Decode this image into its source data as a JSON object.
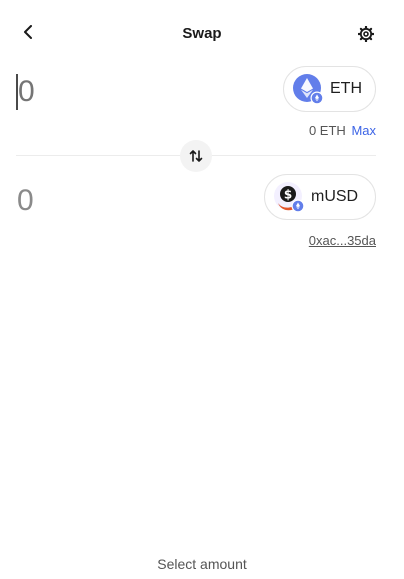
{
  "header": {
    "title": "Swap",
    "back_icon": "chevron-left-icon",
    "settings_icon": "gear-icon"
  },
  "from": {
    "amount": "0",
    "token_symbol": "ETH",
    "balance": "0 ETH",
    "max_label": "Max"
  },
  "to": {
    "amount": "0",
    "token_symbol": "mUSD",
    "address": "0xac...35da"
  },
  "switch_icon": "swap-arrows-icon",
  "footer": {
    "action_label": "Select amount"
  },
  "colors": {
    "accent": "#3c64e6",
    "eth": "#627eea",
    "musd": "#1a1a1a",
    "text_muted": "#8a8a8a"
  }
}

******************************

→ **The task**: Above are records with pictures; repeat the records exactly and leave the pictures out.

→ **Result**:
Decode this image into its source data as a JSON object.
{
  "header": {
    "title": "Swap",
    "back_icon": "chevron-left-icon",
    "settings_icon": "gear-icon"
  },
  "from": {
    "amount": "0",
    "token_symbol": "ETH",
    "balance": "0 ETH",
    "max_label": "Max"
  },
  "to": {
    "amount": "0",
    "token_symbol": "mUSD",
    "address": "0xac...35da"
  },
  "switch_icon": "swap-arrows-icon",
  "footer": {
    "action_label": "Select amount"
  },
  "colors": {
    "accent": "#3c64e6",
    "eth": "#627eea",
    "musd": "#1a1a1a",
    "text_muted": "#8a8a8a"
  }
}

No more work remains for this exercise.